Grammarly: This Generative AI App Needs to Hire a Talented Copywriter, Provide More User Control
Too often in my email from AI communications app Grammarly is the header: "Write Better."
Well, I don't want to write better. I want to write more effectively to promote my two boutiques. Incidentally, much better writers than I - we now call them "content-creators" - are unemployed or underemployed. Read all about that on Reddit Public Relations. In this unforgiving labor market, it takes a lot more than writing better to get, hold and move on to better work.
Finally, today, since I decided to post on this surprisingly bad header, I clicked open the email. The message that popped up seemed equally useless in moving the dial toward motivating subscribing to Grammarly:
I also wonder if those sectors using Grammarly find it a power tool.

## Dataset extract

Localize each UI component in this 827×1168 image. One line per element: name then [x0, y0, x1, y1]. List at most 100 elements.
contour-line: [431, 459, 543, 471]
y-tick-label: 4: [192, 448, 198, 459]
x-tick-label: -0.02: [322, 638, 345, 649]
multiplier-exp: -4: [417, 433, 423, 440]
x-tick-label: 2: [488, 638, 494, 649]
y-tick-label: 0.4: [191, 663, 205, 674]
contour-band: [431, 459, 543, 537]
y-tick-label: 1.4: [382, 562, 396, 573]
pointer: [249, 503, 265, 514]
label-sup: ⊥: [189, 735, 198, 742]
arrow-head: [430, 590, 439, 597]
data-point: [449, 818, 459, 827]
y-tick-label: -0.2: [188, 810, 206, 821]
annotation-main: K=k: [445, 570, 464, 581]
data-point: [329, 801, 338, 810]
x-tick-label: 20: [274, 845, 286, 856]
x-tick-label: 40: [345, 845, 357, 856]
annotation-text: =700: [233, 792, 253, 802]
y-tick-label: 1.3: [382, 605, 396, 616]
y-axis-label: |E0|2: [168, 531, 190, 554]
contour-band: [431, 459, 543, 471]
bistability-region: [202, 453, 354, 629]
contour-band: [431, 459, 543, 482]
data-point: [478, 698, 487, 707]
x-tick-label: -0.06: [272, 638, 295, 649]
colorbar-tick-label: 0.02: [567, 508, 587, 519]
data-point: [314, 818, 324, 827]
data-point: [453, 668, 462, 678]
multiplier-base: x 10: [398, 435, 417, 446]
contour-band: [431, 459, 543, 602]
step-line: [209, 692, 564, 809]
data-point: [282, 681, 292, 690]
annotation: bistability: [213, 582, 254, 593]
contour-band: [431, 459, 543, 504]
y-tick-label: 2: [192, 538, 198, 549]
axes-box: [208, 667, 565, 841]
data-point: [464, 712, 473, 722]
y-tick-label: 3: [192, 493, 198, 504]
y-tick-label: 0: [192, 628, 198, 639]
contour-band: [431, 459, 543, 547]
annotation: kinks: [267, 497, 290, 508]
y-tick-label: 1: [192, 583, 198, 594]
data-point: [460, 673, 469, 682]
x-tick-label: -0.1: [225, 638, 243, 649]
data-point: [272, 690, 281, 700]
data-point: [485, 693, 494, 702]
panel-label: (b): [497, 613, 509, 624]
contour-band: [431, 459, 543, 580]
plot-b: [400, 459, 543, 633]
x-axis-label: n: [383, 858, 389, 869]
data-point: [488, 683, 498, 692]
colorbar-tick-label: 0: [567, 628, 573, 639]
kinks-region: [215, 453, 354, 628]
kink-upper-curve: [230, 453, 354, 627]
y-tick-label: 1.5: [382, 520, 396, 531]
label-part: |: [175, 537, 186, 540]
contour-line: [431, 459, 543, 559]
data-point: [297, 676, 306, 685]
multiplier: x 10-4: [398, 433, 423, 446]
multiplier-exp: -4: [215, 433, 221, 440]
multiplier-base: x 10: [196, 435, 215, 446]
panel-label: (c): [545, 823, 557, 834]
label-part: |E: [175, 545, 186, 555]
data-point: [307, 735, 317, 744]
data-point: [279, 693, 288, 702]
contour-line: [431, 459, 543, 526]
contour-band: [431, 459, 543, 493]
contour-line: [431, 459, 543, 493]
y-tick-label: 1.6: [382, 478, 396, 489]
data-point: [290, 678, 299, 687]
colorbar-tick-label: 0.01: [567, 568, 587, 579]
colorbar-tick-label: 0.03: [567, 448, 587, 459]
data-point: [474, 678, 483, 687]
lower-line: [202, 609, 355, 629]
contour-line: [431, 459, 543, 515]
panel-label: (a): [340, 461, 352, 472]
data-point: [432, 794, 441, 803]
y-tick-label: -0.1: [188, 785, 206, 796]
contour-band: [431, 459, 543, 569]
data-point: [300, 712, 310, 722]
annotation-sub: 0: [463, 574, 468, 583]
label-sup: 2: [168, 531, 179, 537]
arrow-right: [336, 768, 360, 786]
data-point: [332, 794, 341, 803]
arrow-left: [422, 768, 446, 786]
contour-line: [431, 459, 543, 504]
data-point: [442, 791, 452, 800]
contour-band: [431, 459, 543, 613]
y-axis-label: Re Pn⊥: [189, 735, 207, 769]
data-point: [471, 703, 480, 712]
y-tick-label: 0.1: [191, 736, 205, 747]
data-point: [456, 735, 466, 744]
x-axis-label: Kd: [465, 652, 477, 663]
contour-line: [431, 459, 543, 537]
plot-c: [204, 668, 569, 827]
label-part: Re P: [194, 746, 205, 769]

## Problems to work on
A - What email header from Grammarly does the author of the Grammarly post say appears too often?
B - According to the Grammarly post, why does the author not want to "write better"?
C - Carry on the Grammarly post from its final sentence.

## Exercise results
A - "Write Better."

B - The author wants to write more effectively to promote their two boutiques. They add that in an unforgiving labor market, getting, holding and moving on to better work takes a lot more than writing better.

C -
Take law firms. LawRank recommends it. In all forms of legal writing words spelled wrong or inaccurate grammar can be a serious issue. Partners can cite those kinds of errors in a performance review.
Grammarly can be efficient in flagging those. However, its assessment is not always accurate. In addition, as LegalKnowledgeBase points out, users don't have full control of the app:
"No control to tell it to ignore every instance of a mistake that is actually correct."
That can make it a kind of "pest" when on deadline racing to get a document draft done. I had used the free version and exited out because it was more a burden than an "assistant." Generative AI is usually touted as "Your Assistant."